Available records:
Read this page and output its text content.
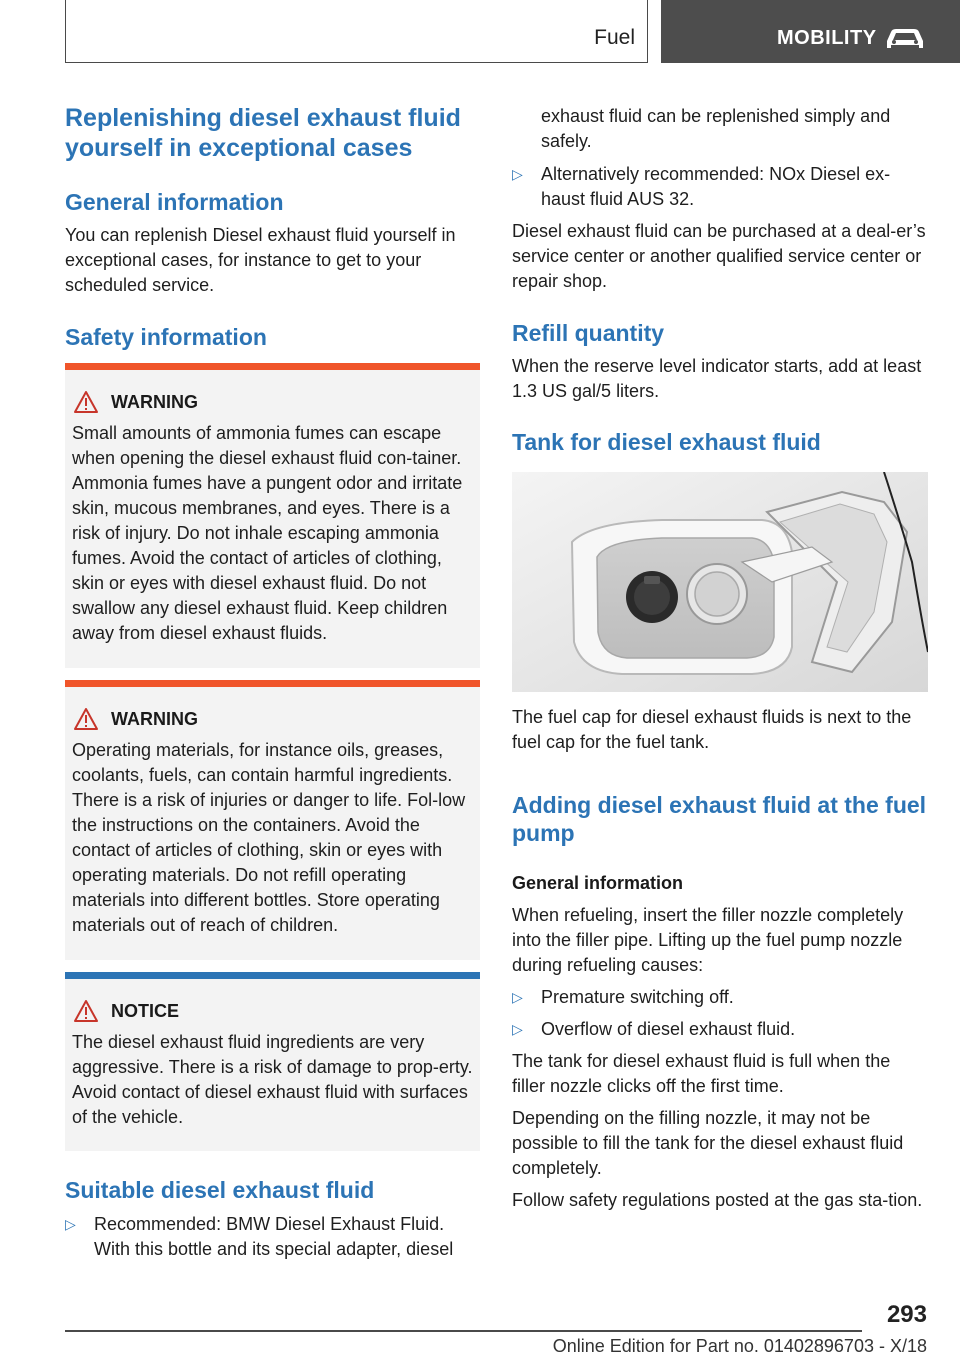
Fuel	MOBILITY
Replenishing diesel exhaust fluid yourself in exceptional cases
General information

You can replenish Diesel exhaust fluid yourself in exceptional cases, for instance to get to your scheduled service.

Safety information
WARNING
Small amounts of ammonia fumes can escape when opening the diesel exhaust fluid con‐tainer. Ammonia fumes have a pungent odor and irritate skin, mucous membranes, and eyes. There is a risk of injury. Do not inhale escaping ammonia fumes. Avoid the contact of articles of clothing, skin or eyes with diesel exhaust fluid. Do not swallow any diesel exhaust fluid. Keep children away from diesel exhaust fluids.
WARNING
Operating materials, for instance oils, greases, coolants, fuels, can contain harmful ingredients. There is a risk of injuries or danger to life. Fol‐low the instructions on the containers. Avoid the contact of articles of clothing, skin or eyes with operating materials. Do not refill operating materials into different bottles. Store operating materials out of reach of children.
NOTICE
The diesel exhaust fluid ingredients are very aggressive. There is a risk of damage to prop‐erty. Avoid contact of diesel exhaust fluid with surfaces of the vehicle.
Suitable diesel exhaust fluid
▷ Recommended: BMW Diesel Exhaust Fluid. With this bottle and its special adapter, diesel

exhaust fluid can be replenished simply and safely.

▷ Alternatively recommended: NOx Diesel ex‐haust fluid AUS 32.

Diesel exhaust fluid can be purchased at a deal‐er’s service center or another qualified service center or repair shop.

Refill quantity

When the reserve level indicator starts, add at least 1.3 US gal/5 liters.

Tank for diesel exhaust fluid

The fuel cap for diesel exhaust fluids is next to the fuel cap for the fuel tank.

Adding diesel exhaust fluid at the fuel pump
General information

When refueling, insert the filler nozzle completely into the filler pipe. Lifting up the fuel pump nozzle during refueling causes:

▷ Premature switching off.
▷ Overflow of diesel exhaust fluid.

The tank for diesel exhaust fluid is full when the filler nozzle clicks off the first time.

Depending on the filling nozzle, it may not be possible to fill the tank for the diesel exhaust fluid completely.

Follow safety regulations posted at the gas sta‐tion.

293
Online Edition for Part no. 01402896703 - X/18
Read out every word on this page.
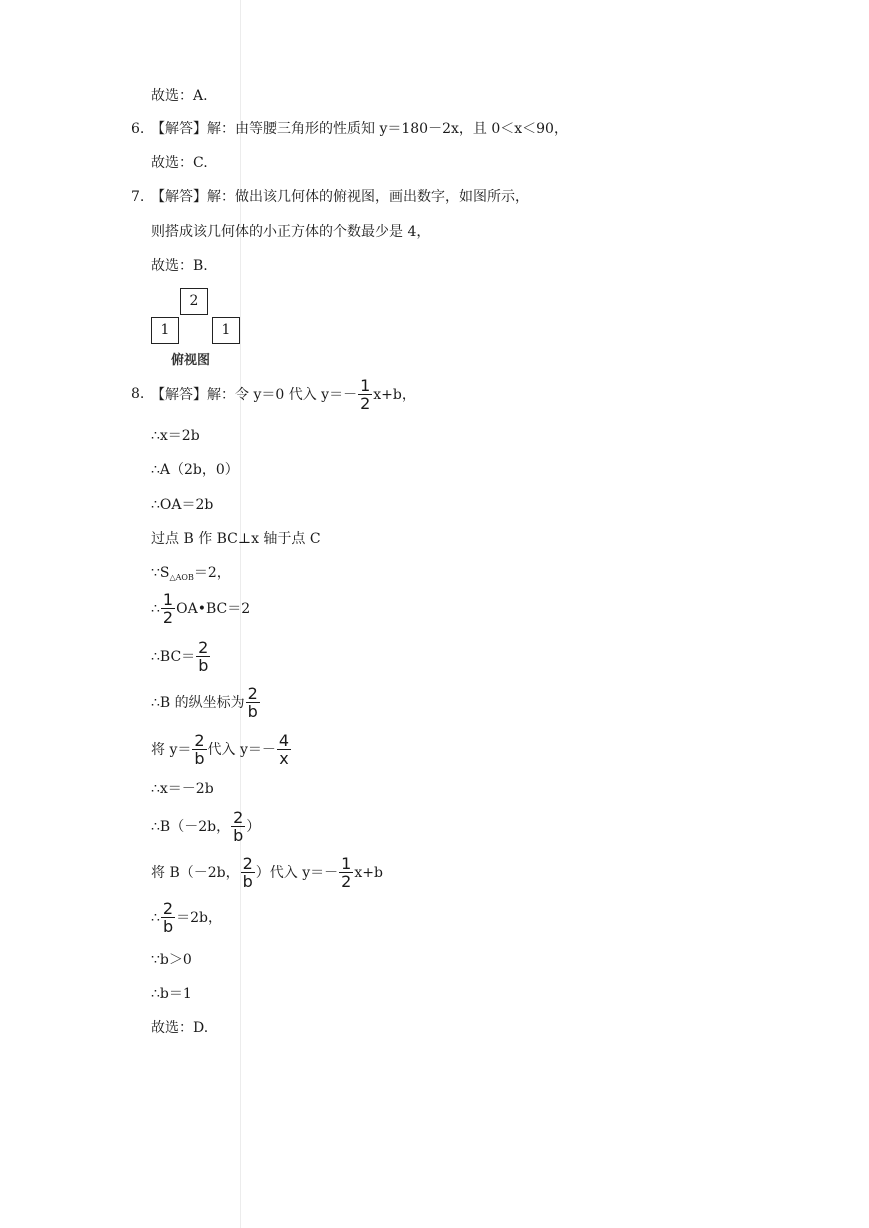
故选：A.
6. 【解答】解：由等腰三角形的性质知 y＝180－2x，且 0＜x＜90，
故选：C.
7. 【解答】解：做出该几何体的俯视图，画出数字，如图所示，
则搭成该几何体的小正方体的个数最少是 4，
故选：B.
2
1	1
俯视图
8. 【解答】解：令 y＝0 代入 $y=- \frac{1}{2} x+b$，
∴x＝2b
∴A（2b，0）
∴OA＝2b
过点 B 作 BC⊥x 轴于点 C
$\because S_{\triangle AOB}=2$，
∴ $\frac{1}{2}$ OA•BC＝2
∴BC＝ $\frac{2}{b}$
∴B 的纵坐标为 $\frac{2}{b}$
将 $y= \frac{2}{b}$ 代入 $y=- \frac{4}{x}$
∴x＝－2b
∴B（－2b， $\frac{2}{b}$ ）
将 B（－2b， $\frac{2}{b}$ ）代入 $y=- \frac{1}{2} x+b$
∴ $\frac{2}{b} =2b$，
∵b＞0
∴b＝1
故选：D.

Aim of the task: Go through the listing above and write it all out exactly, leaving out any picture.

Final answer:
Read this page and output its text content.
Fuel	MOBILITY
Replenishing diesel exhaust fluid yourself in exceptional cases
General information

You can replenish Diesel exhaust fluid yourself in exceptional cases, for instance to get to your scheduled service.

Safety information
WARNING
Small amounts of ammonia fumes can escape when opening the diesel exhaust fluid con‐tainer. Ammonia fumes have a pungent odor and irritate skin, mucous membranes, and eyes. There is a risk of injury. Do not inhale escaping ammonia fumes. Avoid the contact of articles of clothing, skin or eyes with diesel exhaust fluid. Do not swallow any diesel exhaust fluid. Keep children away from diesel exhaust fluids.
WARNING
Operating materials, for instance oils, greases, coolants, fuels, can contain harmful ingredients. There is a risk of injuries or danger to life. Fol‐low the instructions on the containers. Avoid the contact of articles of clothing, skin or eyes with operating materials. Do not refill operating materials into different bottles. Store operating materials out of reach of children.
NOTICE
The diesel exhaust fluid ingredients are very aggressive. There is a risk of damage to prop‐erty. Avoid contact of diesel exhaust fluid with surfaces of the vehicle.
Suitable diesel exhaust fluid
▷ Recommended: BMW Diesel Exhaust Fluid. With this bottle and its special adapter, diesel

exhaust fluid can be replenished simply and safely.

▷ Alternatively recommended: NOx Diesel ex‐haust fluid AUS 32.

Diesel exhaust fluid can be purchased at a deal‐er’s service center or another qualified service center or repair shop.

Refill quantity

When the reserve level indicator starts, add at least 1.3 US gal/5 liters.

Tank for diesel exhaust fluid

The fuel cap for diesel exhaust fluids is next to the fuel cap for the fuel tank.

Adding diesel exhaust fluid at the fuel pump
General information

When refueling, insert the filler nozzle completely into the filler pipe. Lifting up the fuel pump nozzle during refueling causes:

▷ Premature switching off.
▷ Overflow of diesel exhaust fluid.

The tank for diesel exhaust fluid is full when the filler nozzle clicks off the first time.

Depending on the filling nozzle, it may not be possible to fill the tank for the diesel exhaust fluid completely.

Follow safety regulations posted at the gas sta‐tion.

293
Online Edition for Part no. 01402896703 - X/18
Read out every word on this page.
故选：A.
6. 【解答】解：由等腰三角形的性质知 y＝180－2x，且 0＜x＜90，
故选：C.
7. 【解答】解：做出该几何体的俯视图，画出数字，如图所示，
则搭成该几何体的小正方体的个数最少是 4，
故选：B.
2
1	1
俯视图
8. 【解答】解：令 y＝0 代入 $y=- \frac{1}{2} x+b$，
∴x＝2b
∴A（2b，0）
∴OA＝2b
过点 B 作 BC⊥x 轴于点 C
$\because S_{\triangle AOB}=2$，
∴ $\frac{1}{2}$ OA•BC＝2
∴BC＝ $\frac{2}{b}$
∴B 的纵坐标为 $\frac{2}{b}$
将 $y= \frac{2}{b}$ 代入 $y=- \frac{4}{x}$
∴x＝－2b
∴B（－2b， $\frac{2}{b}$ ）
将 B（－2b， $\frac{2}{b}$ ）代入 $y=- \frac{1}{2} x+b$
∴ $\frac{2}{b} =2b$，
∵b＞0
∴b＝1
故选：D.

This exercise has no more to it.